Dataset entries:
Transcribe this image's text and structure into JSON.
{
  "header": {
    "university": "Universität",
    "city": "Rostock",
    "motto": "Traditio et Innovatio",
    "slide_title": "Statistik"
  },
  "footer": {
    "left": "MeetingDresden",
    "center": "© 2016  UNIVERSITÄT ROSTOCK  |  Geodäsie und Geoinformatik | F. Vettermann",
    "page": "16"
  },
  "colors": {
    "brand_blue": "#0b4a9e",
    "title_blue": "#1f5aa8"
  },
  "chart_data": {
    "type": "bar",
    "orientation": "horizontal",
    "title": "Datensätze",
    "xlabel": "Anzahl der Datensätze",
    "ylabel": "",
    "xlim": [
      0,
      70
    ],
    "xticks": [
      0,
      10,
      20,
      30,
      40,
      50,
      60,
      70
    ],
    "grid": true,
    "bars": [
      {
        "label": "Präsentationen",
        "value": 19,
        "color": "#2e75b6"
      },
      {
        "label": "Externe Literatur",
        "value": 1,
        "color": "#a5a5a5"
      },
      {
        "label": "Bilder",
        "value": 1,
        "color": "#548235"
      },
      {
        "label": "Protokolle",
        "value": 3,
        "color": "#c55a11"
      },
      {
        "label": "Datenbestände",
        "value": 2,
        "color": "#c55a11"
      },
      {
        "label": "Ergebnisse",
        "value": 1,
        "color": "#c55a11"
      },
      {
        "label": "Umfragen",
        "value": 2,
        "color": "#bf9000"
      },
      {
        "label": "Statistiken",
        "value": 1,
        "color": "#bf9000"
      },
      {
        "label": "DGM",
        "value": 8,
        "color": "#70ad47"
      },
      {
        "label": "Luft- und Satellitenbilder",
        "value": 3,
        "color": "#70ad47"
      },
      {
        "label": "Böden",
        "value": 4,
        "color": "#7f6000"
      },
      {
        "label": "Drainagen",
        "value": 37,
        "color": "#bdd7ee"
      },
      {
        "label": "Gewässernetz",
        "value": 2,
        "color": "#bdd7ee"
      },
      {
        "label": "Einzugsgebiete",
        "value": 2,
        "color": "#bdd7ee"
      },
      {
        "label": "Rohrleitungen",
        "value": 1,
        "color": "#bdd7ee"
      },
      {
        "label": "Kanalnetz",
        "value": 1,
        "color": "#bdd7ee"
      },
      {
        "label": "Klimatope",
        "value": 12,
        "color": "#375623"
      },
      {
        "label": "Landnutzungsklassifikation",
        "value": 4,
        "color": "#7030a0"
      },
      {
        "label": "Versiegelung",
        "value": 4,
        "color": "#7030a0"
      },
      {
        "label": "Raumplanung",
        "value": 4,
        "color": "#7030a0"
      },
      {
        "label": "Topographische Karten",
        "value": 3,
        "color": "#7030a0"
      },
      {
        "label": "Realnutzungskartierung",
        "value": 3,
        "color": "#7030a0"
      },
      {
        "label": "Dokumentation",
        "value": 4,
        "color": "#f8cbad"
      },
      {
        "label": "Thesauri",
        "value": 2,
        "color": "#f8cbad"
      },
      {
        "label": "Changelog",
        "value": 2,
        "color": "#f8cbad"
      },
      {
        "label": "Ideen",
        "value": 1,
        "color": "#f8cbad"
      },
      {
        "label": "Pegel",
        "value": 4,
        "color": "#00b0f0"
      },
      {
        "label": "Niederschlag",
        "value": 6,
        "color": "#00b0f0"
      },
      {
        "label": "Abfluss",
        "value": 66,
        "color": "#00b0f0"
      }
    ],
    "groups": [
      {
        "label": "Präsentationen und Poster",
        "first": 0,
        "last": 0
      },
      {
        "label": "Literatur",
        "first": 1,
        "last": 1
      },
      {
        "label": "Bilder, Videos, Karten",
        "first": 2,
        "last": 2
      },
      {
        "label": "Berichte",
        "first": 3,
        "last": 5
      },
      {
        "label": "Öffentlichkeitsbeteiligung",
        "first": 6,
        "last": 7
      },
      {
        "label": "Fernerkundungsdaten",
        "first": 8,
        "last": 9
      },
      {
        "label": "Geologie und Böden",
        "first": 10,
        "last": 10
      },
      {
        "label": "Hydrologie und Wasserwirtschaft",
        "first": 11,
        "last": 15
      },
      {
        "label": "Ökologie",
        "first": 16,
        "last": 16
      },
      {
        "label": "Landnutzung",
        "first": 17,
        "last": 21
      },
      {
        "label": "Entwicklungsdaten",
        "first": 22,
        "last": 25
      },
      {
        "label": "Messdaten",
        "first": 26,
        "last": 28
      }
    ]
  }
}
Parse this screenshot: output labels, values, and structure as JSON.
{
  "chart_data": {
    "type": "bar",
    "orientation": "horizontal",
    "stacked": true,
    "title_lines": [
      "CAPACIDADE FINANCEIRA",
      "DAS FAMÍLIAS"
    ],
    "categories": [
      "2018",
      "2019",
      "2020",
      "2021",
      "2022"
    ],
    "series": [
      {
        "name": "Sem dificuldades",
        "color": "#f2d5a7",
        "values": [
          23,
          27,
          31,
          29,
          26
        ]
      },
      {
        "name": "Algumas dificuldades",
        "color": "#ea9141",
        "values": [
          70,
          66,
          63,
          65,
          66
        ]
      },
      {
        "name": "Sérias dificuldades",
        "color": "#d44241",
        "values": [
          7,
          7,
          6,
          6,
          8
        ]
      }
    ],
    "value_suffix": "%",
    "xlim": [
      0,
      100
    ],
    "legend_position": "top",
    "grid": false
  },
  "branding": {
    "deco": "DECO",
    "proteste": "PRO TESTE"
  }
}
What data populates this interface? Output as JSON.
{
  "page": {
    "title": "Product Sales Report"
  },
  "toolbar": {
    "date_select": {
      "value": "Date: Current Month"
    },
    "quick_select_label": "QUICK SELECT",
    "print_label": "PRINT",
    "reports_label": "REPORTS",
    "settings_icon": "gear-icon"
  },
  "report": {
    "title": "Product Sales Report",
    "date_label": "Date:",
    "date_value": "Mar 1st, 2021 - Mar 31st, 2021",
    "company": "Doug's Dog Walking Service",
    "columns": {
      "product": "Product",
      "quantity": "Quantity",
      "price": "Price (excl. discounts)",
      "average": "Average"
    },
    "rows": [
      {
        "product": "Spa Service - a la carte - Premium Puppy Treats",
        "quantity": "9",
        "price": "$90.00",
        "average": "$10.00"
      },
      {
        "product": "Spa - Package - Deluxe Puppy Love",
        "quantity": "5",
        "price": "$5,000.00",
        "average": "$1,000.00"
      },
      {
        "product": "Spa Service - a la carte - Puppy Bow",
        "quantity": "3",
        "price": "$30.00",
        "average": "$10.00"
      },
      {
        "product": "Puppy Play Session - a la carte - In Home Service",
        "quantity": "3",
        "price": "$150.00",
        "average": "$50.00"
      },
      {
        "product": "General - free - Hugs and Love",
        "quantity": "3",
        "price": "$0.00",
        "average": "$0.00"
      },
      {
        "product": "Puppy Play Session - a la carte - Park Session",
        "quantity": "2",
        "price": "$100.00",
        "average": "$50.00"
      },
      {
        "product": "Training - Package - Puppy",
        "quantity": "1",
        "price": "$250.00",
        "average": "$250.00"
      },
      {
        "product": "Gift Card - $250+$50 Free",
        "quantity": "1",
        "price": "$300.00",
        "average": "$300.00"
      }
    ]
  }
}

_What to work on_. The whole listing above needs to be written out again exactly.

_Answer to the task_.
Transcribe this image's text and structure into JSON.
{
  "header": {
    "university": "Universität",
    "city": "Rostock",
    "motto": "Traditio et Innovatio",
    "slide_title": "Statistik"
  },
  "footer": {
    "left": "MeetingDresden",
    "center": "© 2016  UNIVERSITÄT ROSTOCK  |  Geodäsie und Geoinformatik | F. Vettermann",
    "page": "16"
  },
  "colors": {
    "brand_blue": "#0b4a9e",
    "title_blue": "#1f5aa8"
  },
  "chart_data": {
    "type": "bar",
    "orientation": "horizontal",
    "title": "Datensätze",
    "xlabel": "Anzahl der Datensätze",
    "ylabel": "",
    "xlim": [
      0,
      70
    ],
    "xticks": [
      0,
      10,
      20,
      30,
      40,
      50,
      60,
      70
    ],
    "grid": true,
    "bars": [
      {
        "label": "Präsentationen",
        "value": 19,
        "color": "#2e75b6"
      },
      {
        "label": "Externe Literatur",
        "value": 1,
        "color": "#a5a5a5"
      },
      {
        "label": "Bilder",
        "value": 1,
        "color": "#548235"
      },
      {
        "label": "Protokolle",
        "value": 3,
        "color": "#c55a11"
      },
      {
        "label": "Datenbestände",
        "value": 2,
        "color": "#c55a11"
      },
      {
        "label": "Ergebnisse",
        "value": 1,
        "color": "#c55a11"
      },
      {
        "label": "Umfragen",
        "value": 2,
        "color": "#bf9000"
      },
      {
        "label": "Statistiken",
        "value": 1,
        "color": "#bf9000"
      },
      {
        "label": "DGM",
        "value": 8,
        "color": "#70ad47"
      },
      {
        "label": "Luft- und Satellitenbilder",
        "value": 3,
        "color": "#70ad47"
      },
      {
        "label": "Böden",
        "value": 4,
        "color": "#7f6000"
      },
      {
        "label": "Drainagen",
        "value": 37,
        "color": "#bdd7ee"
      },
      {
        "label": "Gewässernetz",
        "value": 2,
        "color": "#bdd7ee"
      },
      {
        "label": "Einzugsgebiete",
        "value": 2,
        "color": "#bdd7ee"
      },
      {
        "label": "Rohrleitungen",
        "value": 1,
        "color": "#bdd7ee"
      },
      {
        "label": "Kanalnetz",
        "value": 1,
        "color": "#bdd7ee"
      },
      {
        "label": "Klimatope",
        "value": 12,
        "color": "#375623"
      },
      {
        "label": "Landnutzungsklassifikation",
        "value": 4,
        "color": "#7030a0"
      },
      {
        "label": "Versiegelung",
        "value": 4,
        "color": "#7030a0"
      },
      {
        "label": "Raumplanung",
        "value": 4,
        "color": "#7030a0"
      },
      {
        "label": "Topographische Karten",
        "value": 3,
        "color": "#7030a0"
      },
      {
        "label": "Realnutzungskartierung",
        "value": 3,
        "color": "#7030a0"
      },
      {
        "label": "Dokumentation",
        "value": 4,
        "color": "#f8cbad"
      },
      {
        "label": "Thesauri",
        "value": 2,
        "color": "#f8cbad"
      },
      {
        "label": "Changelog",
        "value": 2,
        "color": "#f8cbad"
      },
      {
        "label": "Ideen",
        "value": 1,
        "color": "#f8cbad"
      },
      {
        "label": "Pegel",
        "value": 4,
        "color": "#00b0f0"
      },
      {
        "label": "Niederschlag",
        "value": 6,
        "color": "#00b0f0"
      },
      {
        "label": "Abfluss",
        "value": 66,
        "color": "#00b0f0"
      }
    ],
    "groups": [
      {
        "label": "Präsentationen und Poster",
        "first": 0,
        "last": 0
      },
      {
        "label": "Literatur",
        "first": 1,
        "last": 1
      },
      {
        "label": "Bilder, Videos, Karten",
        "first": 2,
        "last": 2
      },
      {
        "label": "Berichte",
        "first": 3,
        "last": 5
      },
      {
        "label": "Öffentlichkeitsbeteiligung",
        "first": 6,
        "last": 7
      },
      {
        "label": "Fernerkundungsdaten",
        "first": 8,
        "last": 9
      },
      {
        "label": "Geologie und Böden",
        "first": 10,
        "last": 10
      },
      {
        "label": "Hydrologie und Wasserwirtschaft",
        "first": 11,
        "last": 15
      },
      {
        "label": "Ökologie",
        "first": 16,
        "last": 16
      },
      {
        "label": "Landnutzung",
        "first": 17,
        "last": 21
      },
      {
        "label": "Entwicklungsdaten",
        "first": 22,
        "last": 25
      },
      {
        "label": "Messdaten",
        "first": 26,
        "last": 28
      }
    ]
  }
}
Parse this screenshot: output labels, values, and structure as JSON.
{
  "chart_data": {
    "type": "bar",
    "orientation": "horizontal",
    "stacked": true,
    "title_lines": [
      "CAPACIDADE FINANCEIRA",
      "DAS FAMÍLIAS"
    ],
    "categories": [
      "2018",
      "2019",
      "2020",
      "2021",
      "2022"
    ],
    "series": [
      {
        "name": "Sem dificuldades",
        "color": "#f2d5a7",
        "values": [
          23,
          27,
          31,
          29,
          26
        ]
      },
      {
        "name": "Algumas dificuldades",
        "color": "#ea9141",
        "values": [
          70,
          66,
          63,
          65,
          66
        ]
      },
      {
        "name": "Sérias dificuldades",
        "color": "#d44241",
        "values": [
          7,
          7,
          6,
          6,
          8
        ]
      }
    ],
    "value_suffix": "%",
    "xlim": [
      0,
      100
    ],
    "legend_position": "top",
    "grid": false
  },
  "branding": {
    "deco": "DECO",
    "proteste": "PRO TESTE"
  }
}
What data populates this interface? Output as JSON.
{
  "page": {
    "title": "Product Sales Report"
  },
  "toolbar": {
    "date_select": {
      "value": "Date: Current Month"
    },
    "quick_select_label": "QUICK SELECT",
    "print_label": "PRINT",
    "reports_label": "REPORTS",
    "settings_icon": "gear-icon"
  },
  "report": {
    "title": "Product Sales Report",
    "date_label": "Date:",
    "date_value": "Mar 1st, 2021 - Mar 31st, 2021",
    "company": "Doug's Dog Walking Service",
    "columns": {
      "product": "Product",
      "quantity": "Quantity",
      "price": "Price (excl. discounts)",
      "average": "Average"
    },
    "rows": [
      {
        "product": "Spa Service - a la carte - Premium Puppy Treats",
        "quantity": "9",
        "price": "$90.00",
        "average": "$10.00"
      },
      {
        "product": "Spa - Package - Deluxe Puppy Love",
        "quantity": "5",
        "price": "$5,000.00",
        "average": "$1,000.00"
      },
      {
        "product": "Spa Service - a la carte - Puppy Bow",
        "quantity": "3",
        "price": "$30.00",
        "average": "$10.00"
      },
      {
        "product": "Puppy Play Session - a la carte - In Home Service",
        "quantity": "3",
        "price": "$150.00",
        "average": "$50.00"
      },
      {
        "product": "General - free - Hugs and Love",
        "quantity": "3",
        "price": "$0.00",
        "average": "$0.00"
      },
      {
        "product": "Puppy Play Session - a la carte - Park Session",
        "quantity": "2",
        "price": "$100.00",
        "average": "$50.00"
      },
      {
        "product": "Training - Package - Puppy",
        "quantity": "1",
        "price": "$250.00",
        "average": "$250.00"
      },
      {
        "product": "Gift Card - $250+$50 Free",
        "quantity": "1",
        "price": "$300.00",
        "average": "$300.00"
      }
    ]
  }
}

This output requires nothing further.